EXERCISE | The records below hold pictures; please leave those out and retype the rest exactly.

[Excerpt from a dataset]
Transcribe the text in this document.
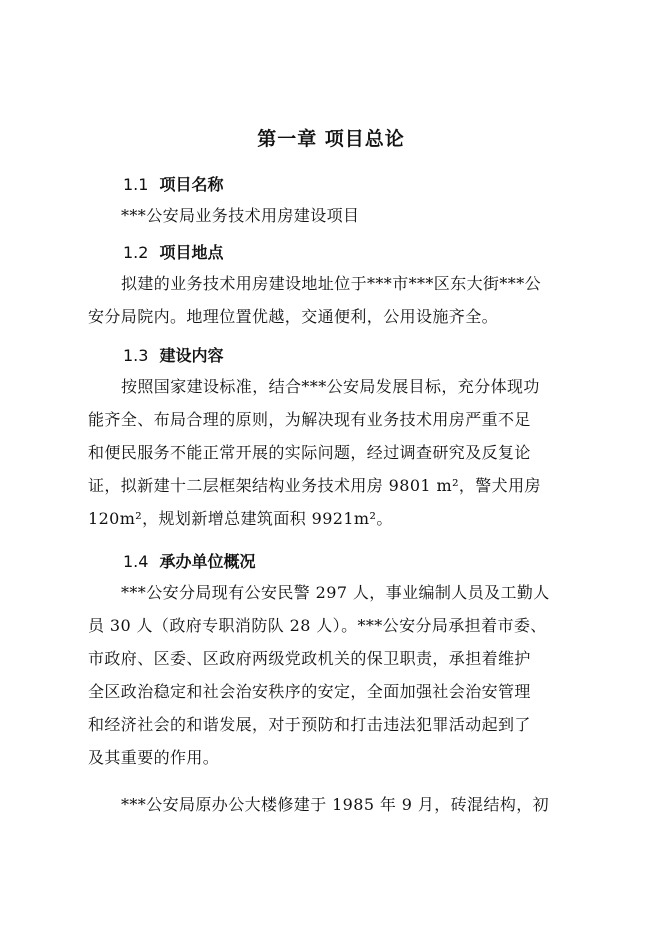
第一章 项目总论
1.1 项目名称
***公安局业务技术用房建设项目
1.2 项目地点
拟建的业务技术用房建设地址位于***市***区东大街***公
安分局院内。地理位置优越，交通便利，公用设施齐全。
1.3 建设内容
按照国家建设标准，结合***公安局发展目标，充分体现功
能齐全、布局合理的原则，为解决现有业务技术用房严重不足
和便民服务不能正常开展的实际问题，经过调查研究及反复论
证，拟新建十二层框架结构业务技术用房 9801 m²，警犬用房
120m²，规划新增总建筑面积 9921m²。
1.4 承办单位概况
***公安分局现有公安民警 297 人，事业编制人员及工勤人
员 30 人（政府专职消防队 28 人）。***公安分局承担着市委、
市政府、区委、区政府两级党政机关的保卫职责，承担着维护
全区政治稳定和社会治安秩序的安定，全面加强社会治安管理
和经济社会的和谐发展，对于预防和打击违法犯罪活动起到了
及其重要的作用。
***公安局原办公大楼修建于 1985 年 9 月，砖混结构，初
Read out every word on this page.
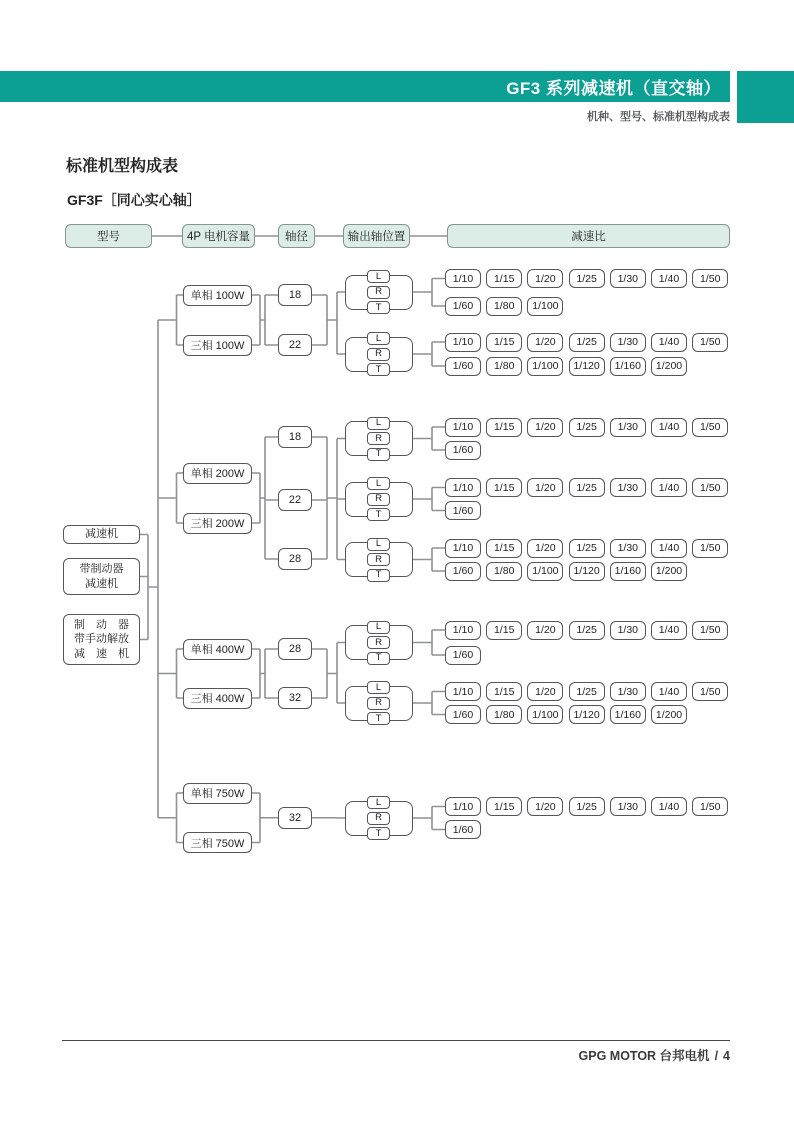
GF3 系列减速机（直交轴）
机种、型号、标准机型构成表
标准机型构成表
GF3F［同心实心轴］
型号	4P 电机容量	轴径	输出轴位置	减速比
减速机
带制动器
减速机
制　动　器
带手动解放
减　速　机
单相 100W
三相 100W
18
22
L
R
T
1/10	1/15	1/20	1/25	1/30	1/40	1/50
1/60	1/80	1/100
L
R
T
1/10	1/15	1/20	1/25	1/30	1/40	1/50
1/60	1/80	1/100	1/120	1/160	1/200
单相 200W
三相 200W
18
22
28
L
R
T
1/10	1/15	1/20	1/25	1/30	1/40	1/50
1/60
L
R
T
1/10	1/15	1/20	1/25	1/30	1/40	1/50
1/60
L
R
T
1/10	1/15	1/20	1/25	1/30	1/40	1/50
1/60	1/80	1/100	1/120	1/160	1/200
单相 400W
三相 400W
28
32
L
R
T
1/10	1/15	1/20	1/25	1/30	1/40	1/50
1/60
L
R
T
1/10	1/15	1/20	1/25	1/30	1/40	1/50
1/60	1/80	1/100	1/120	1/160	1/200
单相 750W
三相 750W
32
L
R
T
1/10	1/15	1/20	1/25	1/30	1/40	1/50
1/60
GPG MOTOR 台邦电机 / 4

CORRECT RESULT |
Transcribe the text in this document.
第一章 项目总论
1.1 项目名称
***公安局业务技术用房建设项目
1.2 项目地点
拟建的业务技术用房建设地址位于***市***区东大街***公
安分局院内。地理位置优越，交通便利，公用设施齐全。
1.3 建设内容
按照国家建设标准，结合***公安局发展目标，充分体现功
能齐全、布局合理的原则，为解决现有业务技术用房严重不足
和便民服务不能正常开展的实际问题，经过调查研究及反复论
证，拟新建十二层框架结构业务技术用房 9801 m²，警犬用房
120m²，规划新增总建筑面积 9921m²。
1.4 承办单位概况
***公安分局现有公安民警 297 人，事业编制人员及工勤人
员 30 人（政府专职消防队 28 人）。***公安分局承担着市委、
市政府、区委、区政府两级党政机关的保卫职责，承担着维护
全区政治稳定和社会治安秩序的安定，全面加强社会治安管理
和经济社会的和谐发展，对于预防和打击违法犯罪活动起到了
及其重要的作用。
***公安局原办公大楼修建于 1985 年 9 月，砖混结构，初
Read out every word on this page.
GF3 系列减速机（直交轴）
机种、型号、标准机型构成表
标准机型构成表
GF3F［同心实心轴］
型号	4P 电机容量	轴径	输出轴位置	减速比
减速机
带制动器
减速机
制　动　器
带手动解放
减　速　机
单相 100W
三相 100W
18
22
L
R
T
1/10	1/15	1/20	1/25	1/30	1/40	1/50
1/60	1/80	1/100
L
R
T
1/10	1/15	1/20	1/25	1/30	1/40	1/50
1/60	1/80	1/100	1/120	1/160	1/200
单相 200W
三相 200W
18
22
28
L
R
T
1/10	1/15	1/20	1/25	1/30	1/40	1/50
1/60
L
R
T
1/10	1/15	1/20	1/25	1/30	1/40	1/50
1/60
L
R
T
1/10	1/15	1/20	1/25	1/30	1/40	1/50
1/60	1/80	1/100	1/120	1/160	1/200
单相 400W
三相 400W
28
32
L
R
T
1/10	1/15	1/20	1/25	1/30	1/40	1/50
1/60
L
R
T
1/10	1/15	1/20	1/25	1/30	1/40	1/50
1/60	1/80	1/100	1/120	1/160	1/200
单相 750W
三相 750W
32
L
R
T
1/10	1/15	1/20	1/25	1/30	1/40	1/50
1/60
GPG MOTOR 台邦电机 / 4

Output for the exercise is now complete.